TASK BRIEF »
Copy each line that contains the string "barədə".

RECORD EXCERPTS »

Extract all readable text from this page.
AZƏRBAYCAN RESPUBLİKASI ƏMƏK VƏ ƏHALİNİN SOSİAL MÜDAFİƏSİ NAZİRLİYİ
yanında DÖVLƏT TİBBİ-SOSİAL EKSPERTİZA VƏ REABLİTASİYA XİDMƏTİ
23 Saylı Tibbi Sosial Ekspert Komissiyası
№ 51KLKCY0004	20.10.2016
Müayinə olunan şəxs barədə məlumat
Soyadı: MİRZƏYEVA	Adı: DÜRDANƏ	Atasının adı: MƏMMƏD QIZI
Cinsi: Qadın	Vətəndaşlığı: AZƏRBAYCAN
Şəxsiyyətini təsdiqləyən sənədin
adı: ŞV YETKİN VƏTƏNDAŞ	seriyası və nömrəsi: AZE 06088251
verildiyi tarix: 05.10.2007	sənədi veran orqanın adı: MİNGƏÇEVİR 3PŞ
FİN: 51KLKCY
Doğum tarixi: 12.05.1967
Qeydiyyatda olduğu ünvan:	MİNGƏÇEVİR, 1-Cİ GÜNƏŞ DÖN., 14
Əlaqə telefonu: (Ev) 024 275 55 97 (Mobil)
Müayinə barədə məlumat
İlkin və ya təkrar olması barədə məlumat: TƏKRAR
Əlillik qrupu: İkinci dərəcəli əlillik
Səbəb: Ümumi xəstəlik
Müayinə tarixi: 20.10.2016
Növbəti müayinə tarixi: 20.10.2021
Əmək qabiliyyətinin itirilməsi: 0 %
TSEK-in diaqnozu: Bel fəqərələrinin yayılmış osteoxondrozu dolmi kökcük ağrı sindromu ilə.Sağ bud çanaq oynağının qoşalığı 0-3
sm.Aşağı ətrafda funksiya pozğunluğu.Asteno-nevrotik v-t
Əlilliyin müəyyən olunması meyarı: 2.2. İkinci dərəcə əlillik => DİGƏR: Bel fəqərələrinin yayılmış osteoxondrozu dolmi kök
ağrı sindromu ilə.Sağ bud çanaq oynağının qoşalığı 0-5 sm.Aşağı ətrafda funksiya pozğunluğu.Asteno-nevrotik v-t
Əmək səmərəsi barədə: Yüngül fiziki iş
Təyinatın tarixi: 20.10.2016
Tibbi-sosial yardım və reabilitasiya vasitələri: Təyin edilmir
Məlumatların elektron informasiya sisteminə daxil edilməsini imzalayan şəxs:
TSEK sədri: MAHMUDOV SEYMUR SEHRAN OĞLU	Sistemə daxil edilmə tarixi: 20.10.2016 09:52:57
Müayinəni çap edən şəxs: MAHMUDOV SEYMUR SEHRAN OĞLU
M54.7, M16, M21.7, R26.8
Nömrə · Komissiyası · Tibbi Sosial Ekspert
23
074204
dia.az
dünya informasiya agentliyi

EXERCISE ANSWER »
Müayinə olunan şəxs barədə məlumat
Müayinə barədə məlumat
İlkin və ya təkrar olması barədə məlumat: TƏKRAR
Əmək səmərəsi barədə: Yüngül fiziki iş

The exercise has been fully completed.